-- Begin --

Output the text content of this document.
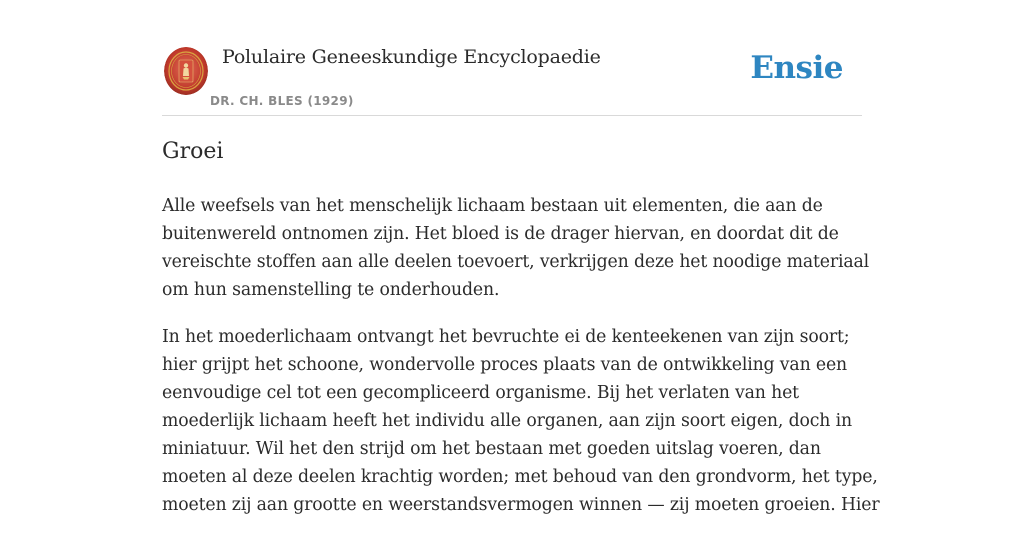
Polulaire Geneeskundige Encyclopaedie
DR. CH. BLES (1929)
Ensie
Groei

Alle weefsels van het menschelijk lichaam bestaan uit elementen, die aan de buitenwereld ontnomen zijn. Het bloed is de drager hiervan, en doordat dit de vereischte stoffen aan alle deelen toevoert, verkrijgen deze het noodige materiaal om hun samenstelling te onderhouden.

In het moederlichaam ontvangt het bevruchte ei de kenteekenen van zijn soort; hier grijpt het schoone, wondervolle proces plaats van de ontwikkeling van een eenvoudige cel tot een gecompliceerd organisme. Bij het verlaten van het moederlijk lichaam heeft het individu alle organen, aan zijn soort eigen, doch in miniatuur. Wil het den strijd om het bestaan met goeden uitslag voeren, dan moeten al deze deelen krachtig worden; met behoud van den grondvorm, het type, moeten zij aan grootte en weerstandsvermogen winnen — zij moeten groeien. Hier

-- End --
-- Begin --

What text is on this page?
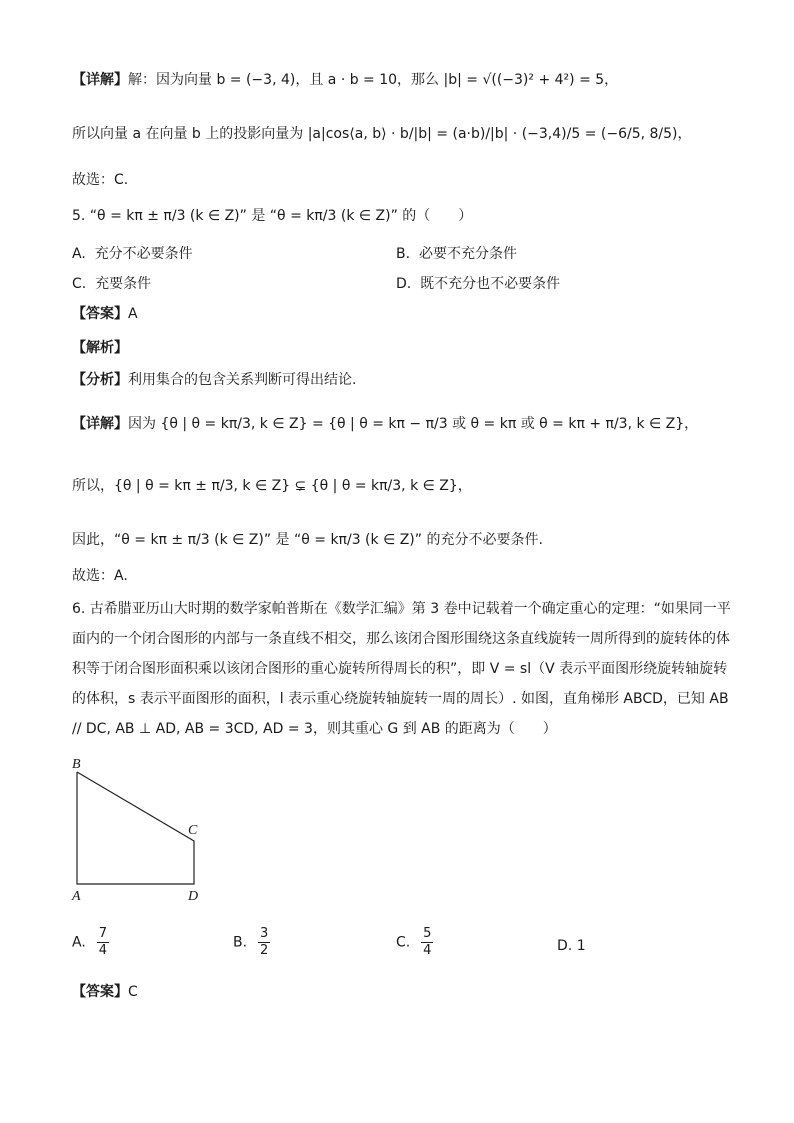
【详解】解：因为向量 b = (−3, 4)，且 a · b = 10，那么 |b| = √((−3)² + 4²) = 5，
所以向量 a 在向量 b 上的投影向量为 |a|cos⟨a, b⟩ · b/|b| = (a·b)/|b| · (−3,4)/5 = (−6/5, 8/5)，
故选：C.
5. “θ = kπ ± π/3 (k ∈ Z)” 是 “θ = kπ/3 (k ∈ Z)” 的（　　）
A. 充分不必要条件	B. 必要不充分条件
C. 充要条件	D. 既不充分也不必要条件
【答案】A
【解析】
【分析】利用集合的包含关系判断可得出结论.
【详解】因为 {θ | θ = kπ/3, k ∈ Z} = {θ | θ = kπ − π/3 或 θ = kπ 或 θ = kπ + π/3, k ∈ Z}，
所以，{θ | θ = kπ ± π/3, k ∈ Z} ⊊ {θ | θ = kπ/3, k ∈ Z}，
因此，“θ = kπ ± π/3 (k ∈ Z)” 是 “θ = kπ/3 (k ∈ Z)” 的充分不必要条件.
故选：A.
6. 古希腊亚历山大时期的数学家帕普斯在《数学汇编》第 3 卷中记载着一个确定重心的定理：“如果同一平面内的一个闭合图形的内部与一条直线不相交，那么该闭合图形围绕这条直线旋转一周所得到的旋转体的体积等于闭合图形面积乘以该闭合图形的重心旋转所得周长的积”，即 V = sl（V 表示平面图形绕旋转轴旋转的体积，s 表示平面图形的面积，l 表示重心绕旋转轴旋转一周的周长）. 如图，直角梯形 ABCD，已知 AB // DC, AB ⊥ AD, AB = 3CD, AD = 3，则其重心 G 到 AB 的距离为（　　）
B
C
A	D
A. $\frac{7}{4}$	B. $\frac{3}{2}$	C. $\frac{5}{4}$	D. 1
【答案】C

-- End --

#### [CHALLENGE]
Filter the listing for the word "this" and copy every line that holds it.

#### [EXERCISE ANSWER]
Output the text content of this document.
What text is on this page?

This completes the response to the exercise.